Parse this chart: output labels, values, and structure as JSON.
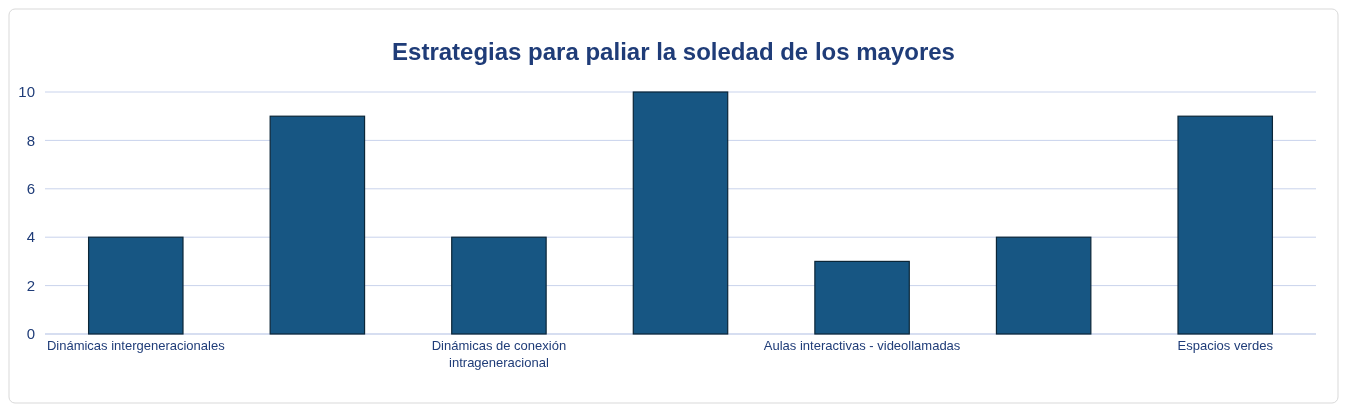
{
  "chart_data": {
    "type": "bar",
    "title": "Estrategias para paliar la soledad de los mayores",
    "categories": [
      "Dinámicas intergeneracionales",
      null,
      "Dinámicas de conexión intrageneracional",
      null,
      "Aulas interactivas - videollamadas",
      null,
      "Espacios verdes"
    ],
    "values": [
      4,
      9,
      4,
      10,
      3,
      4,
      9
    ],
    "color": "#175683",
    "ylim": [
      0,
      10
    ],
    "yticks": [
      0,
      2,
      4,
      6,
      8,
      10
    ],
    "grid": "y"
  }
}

DIRECTIVE » Locate each line containing the string "Dinámicas" and show it.

FINAL RESULT »
      "Dinámicas intergeneracionales",
      "Dinámicas de conexión intrageneracional",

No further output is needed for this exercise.